Your answer should be one number: how many lines of the data include the string "huius"?

● ● ● ●

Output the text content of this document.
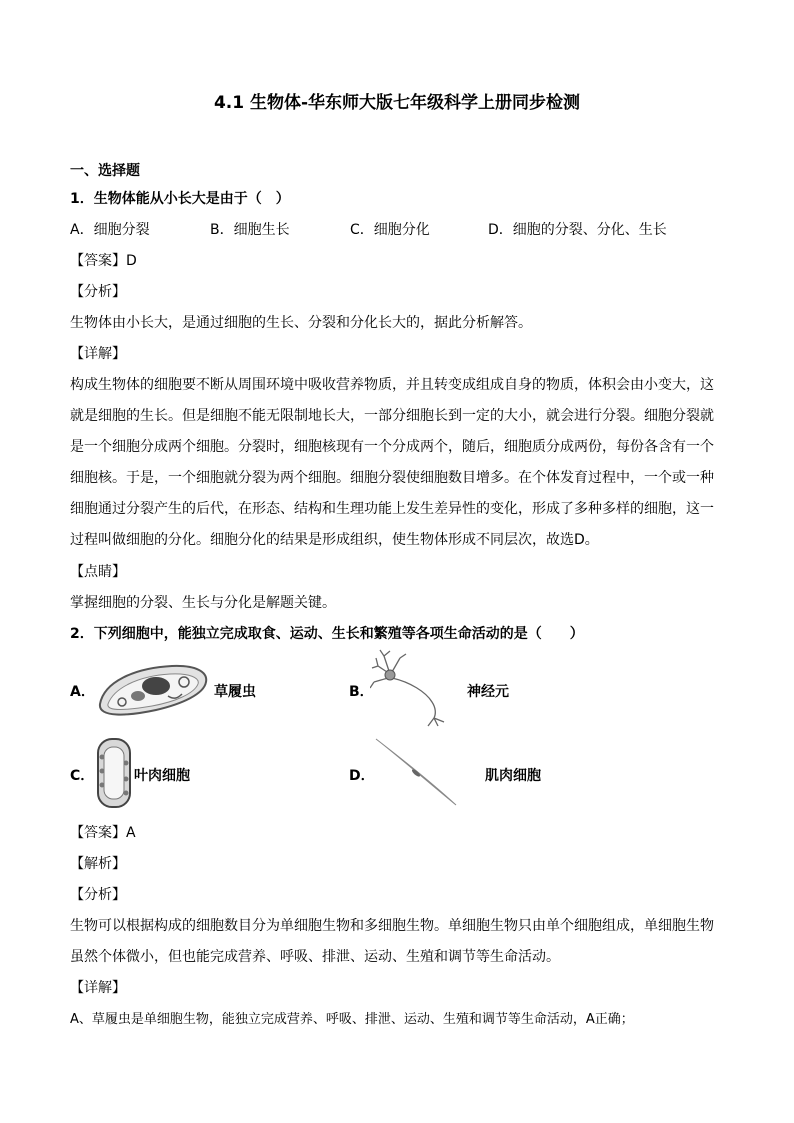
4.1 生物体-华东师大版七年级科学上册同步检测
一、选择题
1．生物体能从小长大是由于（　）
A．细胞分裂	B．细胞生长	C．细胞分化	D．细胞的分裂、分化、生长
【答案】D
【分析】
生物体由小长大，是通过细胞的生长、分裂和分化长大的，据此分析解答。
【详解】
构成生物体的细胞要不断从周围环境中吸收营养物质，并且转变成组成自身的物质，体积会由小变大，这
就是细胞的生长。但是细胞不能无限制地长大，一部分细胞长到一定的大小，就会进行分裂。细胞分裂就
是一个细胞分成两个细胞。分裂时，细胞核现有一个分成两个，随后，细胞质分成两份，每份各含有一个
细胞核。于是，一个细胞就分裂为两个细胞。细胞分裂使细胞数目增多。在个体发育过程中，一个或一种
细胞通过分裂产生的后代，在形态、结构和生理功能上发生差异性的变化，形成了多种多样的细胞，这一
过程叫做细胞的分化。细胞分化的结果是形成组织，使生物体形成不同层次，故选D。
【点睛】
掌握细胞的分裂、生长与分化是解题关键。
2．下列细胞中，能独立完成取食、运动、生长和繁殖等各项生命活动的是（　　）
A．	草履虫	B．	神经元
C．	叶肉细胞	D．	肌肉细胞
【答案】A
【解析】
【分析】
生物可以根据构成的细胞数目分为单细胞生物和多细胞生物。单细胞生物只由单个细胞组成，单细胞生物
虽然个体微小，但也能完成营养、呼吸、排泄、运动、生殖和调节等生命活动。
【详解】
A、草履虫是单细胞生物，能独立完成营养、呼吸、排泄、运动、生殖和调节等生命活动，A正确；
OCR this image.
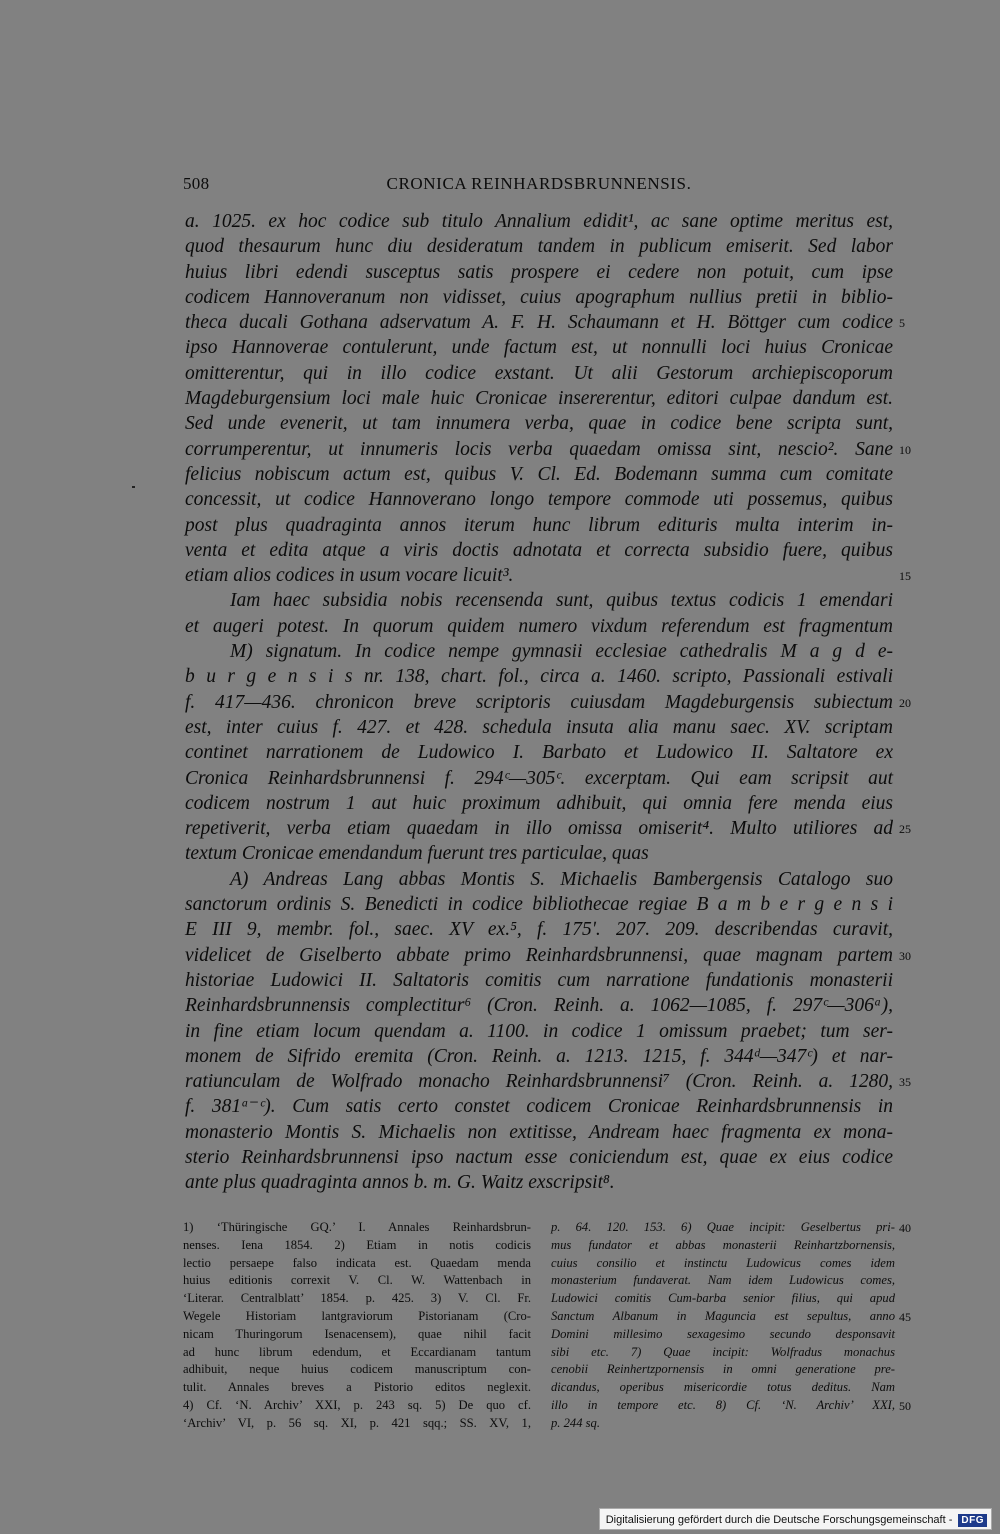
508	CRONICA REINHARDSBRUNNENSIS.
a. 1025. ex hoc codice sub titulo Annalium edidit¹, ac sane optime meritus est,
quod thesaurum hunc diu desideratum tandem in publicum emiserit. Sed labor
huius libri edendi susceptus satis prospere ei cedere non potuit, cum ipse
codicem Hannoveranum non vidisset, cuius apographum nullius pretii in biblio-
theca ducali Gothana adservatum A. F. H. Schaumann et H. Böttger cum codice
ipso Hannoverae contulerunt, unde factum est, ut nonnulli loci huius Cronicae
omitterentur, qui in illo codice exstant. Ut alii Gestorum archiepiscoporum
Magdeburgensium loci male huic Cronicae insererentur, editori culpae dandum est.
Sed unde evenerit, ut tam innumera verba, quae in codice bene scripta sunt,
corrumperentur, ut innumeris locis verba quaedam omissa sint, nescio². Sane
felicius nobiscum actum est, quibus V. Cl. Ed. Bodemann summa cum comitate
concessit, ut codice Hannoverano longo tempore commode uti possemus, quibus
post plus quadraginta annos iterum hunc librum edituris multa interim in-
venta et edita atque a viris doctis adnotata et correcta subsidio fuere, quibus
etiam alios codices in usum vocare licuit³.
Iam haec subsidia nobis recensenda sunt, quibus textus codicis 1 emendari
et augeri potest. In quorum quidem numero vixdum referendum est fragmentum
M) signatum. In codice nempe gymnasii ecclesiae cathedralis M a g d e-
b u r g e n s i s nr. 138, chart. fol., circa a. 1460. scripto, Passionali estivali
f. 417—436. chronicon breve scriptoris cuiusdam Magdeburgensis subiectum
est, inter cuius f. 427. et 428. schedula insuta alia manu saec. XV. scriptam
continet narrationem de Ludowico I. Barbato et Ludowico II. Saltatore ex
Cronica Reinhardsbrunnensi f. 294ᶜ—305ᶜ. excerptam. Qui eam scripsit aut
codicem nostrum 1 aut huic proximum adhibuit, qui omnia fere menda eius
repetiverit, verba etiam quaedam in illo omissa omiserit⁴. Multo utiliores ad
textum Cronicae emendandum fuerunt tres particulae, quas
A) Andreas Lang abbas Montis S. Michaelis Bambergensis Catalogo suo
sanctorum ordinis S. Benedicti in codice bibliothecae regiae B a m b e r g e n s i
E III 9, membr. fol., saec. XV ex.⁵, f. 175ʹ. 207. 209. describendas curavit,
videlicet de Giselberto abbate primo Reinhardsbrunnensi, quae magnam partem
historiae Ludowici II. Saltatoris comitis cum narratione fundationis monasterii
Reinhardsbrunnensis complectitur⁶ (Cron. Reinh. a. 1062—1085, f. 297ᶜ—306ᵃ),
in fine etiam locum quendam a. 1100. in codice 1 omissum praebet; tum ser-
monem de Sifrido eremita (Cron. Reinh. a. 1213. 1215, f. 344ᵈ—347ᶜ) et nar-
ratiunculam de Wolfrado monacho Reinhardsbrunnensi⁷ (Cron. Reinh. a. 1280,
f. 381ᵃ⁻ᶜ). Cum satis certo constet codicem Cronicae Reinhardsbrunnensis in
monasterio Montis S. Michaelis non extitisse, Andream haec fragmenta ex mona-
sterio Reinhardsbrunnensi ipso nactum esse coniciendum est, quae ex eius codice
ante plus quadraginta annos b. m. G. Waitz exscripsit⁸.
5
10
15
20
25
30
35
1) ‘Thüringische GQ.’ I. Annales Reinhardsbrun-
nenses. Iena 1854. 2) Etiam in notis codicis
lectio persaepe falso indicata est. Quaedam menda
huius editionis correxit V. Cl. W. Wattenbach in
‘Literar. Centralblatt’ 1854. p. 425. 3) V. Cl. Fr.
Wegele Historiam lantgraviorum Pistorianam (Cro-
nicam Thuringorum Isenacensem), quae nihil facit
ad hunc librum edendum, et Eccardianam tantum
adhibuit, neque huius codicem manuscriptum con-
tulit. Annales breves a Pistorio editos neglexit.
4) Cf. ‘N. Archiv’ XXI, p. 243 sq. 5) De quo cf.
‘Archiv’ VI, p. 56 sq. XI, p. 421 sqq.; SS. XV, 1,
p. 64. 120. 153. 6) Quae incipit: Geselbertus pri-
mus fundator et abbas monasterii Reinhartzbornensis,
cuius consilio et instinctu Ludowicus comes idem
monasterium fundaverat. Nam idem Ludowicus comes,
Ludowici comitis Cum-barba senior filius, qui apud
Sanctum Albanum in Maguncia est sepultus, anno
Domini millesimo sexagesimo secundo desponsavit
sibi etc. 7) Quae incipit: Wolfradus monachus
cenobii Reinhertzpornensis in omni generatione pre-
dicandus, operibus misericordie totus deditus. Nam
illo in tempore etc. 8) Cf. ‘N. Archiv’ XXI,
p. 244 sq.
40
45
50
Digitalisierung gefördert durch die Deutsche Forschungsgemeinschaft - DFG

● ● ● ●

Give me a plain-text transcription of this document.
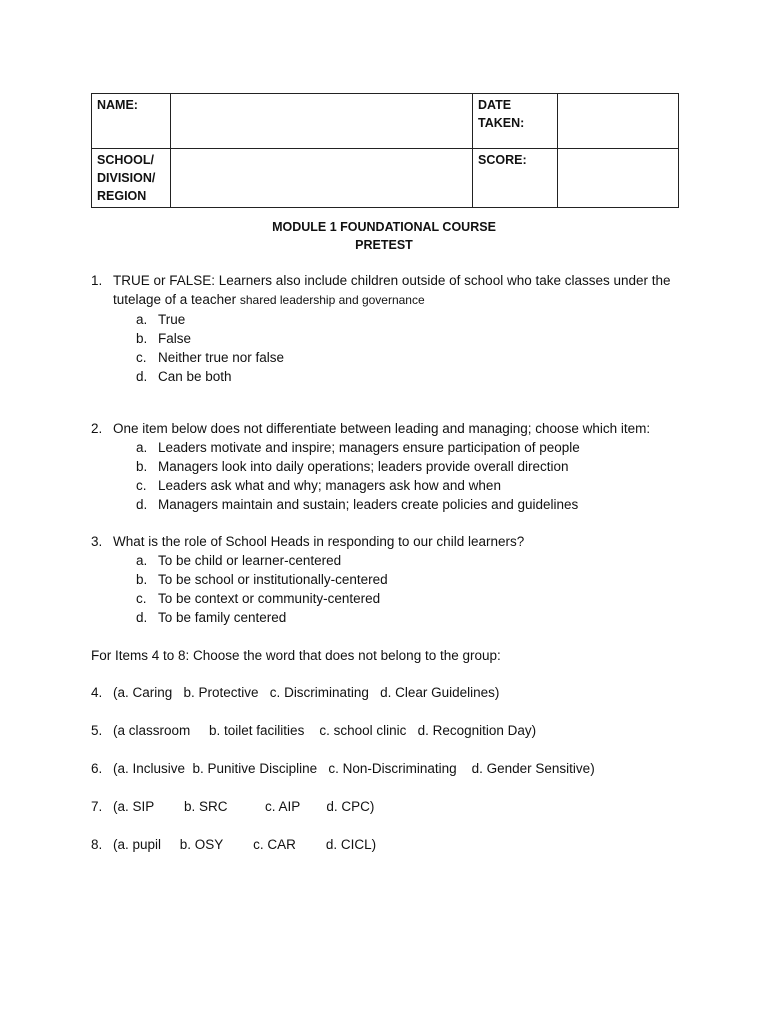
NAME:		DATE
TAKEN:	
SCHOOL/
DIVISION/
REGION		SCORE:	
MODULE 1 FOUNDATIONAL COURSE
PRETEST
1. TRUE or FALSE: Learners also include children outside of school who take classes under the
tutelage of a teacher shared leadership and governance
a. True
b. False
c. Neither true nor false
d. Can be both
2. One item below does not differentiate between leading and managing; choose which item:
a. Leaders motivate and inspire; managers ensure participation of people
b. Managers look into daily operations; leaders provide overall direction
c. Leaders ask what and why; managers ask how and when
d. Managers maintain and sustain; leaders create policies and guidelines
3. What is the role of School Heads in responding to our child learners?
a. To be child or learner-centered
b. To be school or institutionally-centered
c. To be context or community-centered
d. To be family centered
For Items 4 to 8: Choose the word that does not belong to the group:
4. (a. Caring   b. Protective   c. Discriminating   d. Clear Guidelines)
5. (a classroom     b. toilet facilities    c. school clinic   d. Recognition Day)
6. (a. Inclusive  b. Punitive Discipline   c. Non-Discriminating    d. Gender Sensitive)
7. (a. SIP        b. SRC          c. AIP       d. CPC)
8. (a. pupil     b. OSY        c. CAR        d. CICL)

● ● ● ●

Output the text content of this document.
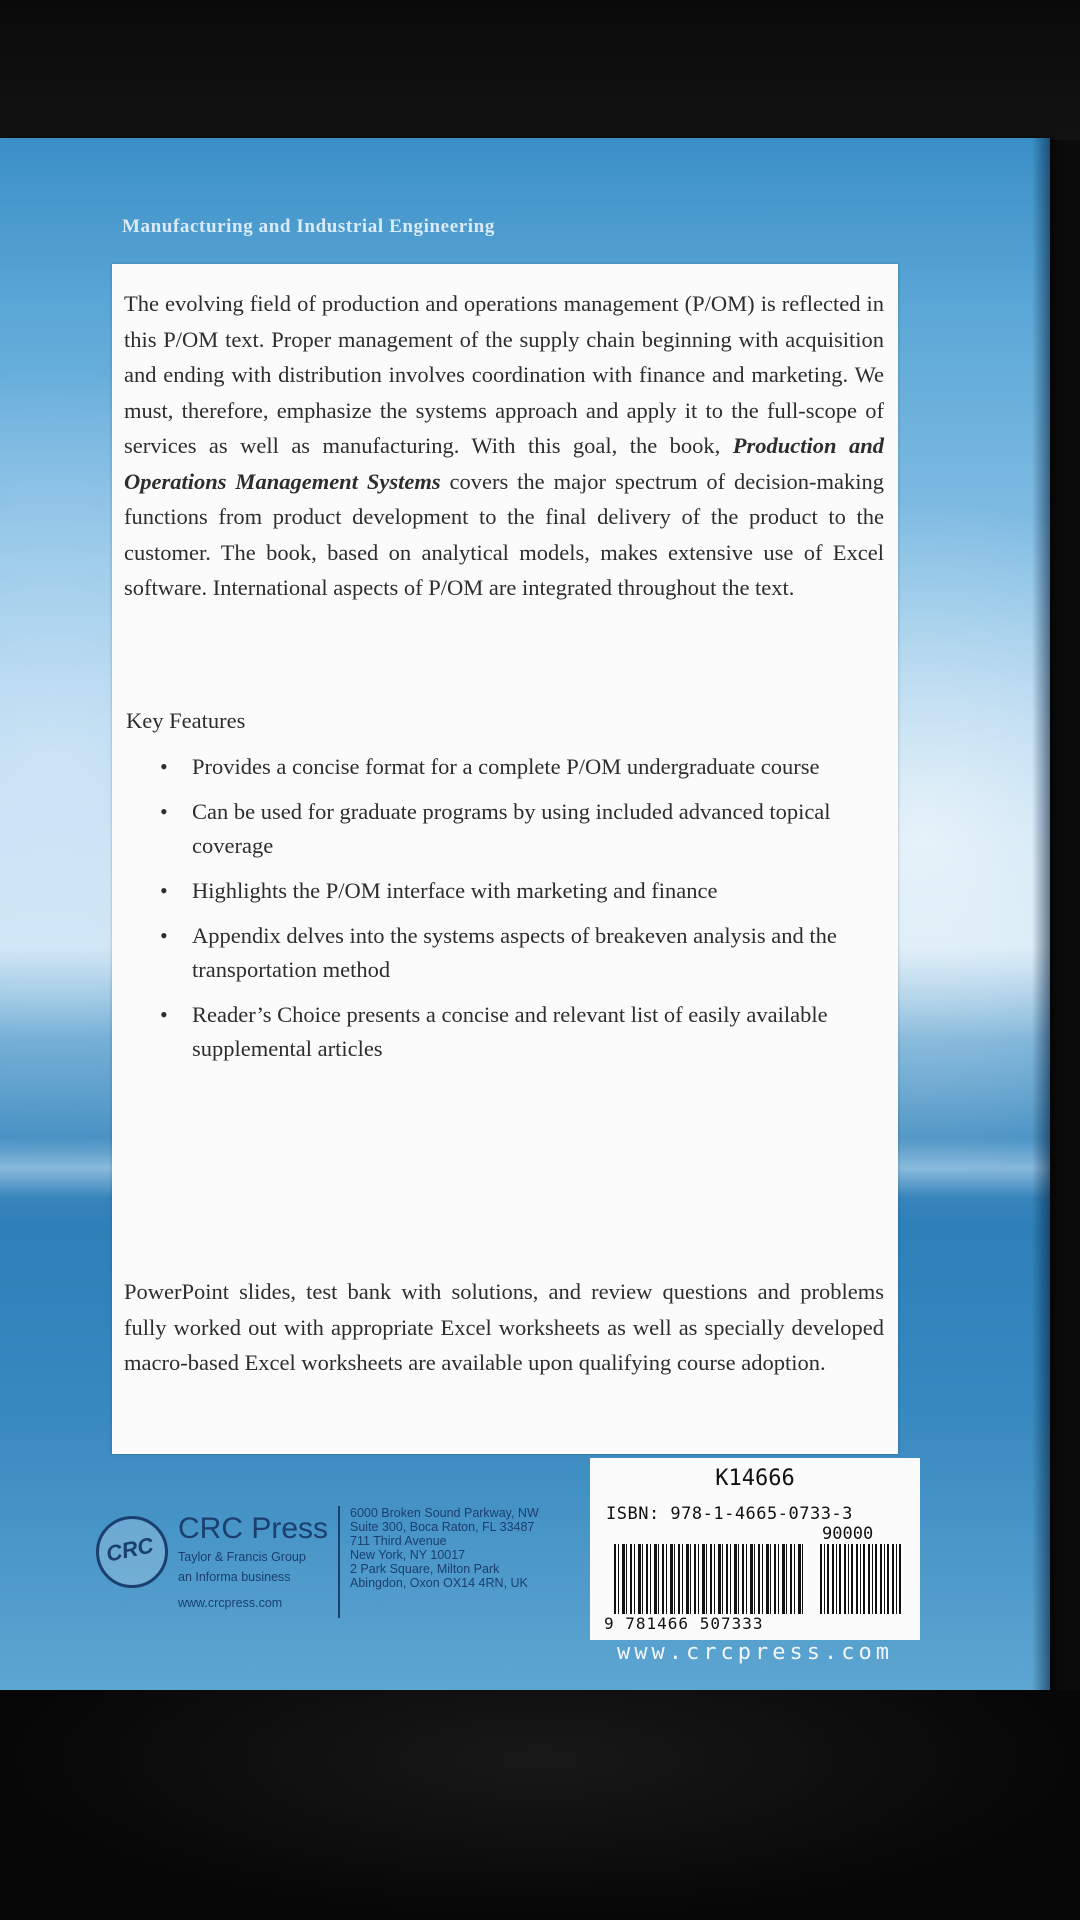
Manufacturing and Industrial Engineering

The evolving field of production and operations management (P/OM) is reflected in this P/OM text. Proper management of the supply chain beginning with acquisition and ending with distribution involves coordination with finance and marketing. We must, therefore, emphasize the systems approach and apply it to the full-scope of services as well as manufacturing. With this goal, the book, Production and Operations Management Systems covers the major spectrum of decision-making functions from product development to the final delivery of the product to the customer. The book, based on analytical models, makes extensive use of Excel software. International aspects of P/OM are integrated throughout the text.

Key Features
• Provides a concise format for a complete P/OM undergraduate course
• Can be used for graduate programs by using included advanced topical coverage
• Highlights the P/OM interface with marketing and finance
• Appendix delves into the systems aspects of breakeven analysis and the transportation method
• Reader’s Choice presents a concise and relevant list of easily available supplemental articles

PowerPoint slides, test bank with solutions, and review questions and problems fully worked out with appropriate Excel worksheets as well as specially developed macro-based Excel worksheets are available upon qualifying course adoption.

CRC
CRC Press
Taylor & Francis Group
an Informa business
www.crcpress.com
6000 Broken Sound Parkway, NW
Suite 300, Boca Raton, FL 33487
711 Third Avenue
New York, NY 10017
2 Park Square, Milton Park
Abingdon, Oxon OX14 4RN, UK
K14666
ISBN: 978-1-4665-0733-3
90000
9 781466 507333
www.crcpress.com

● ● ● ●

FINISHED TASK - 4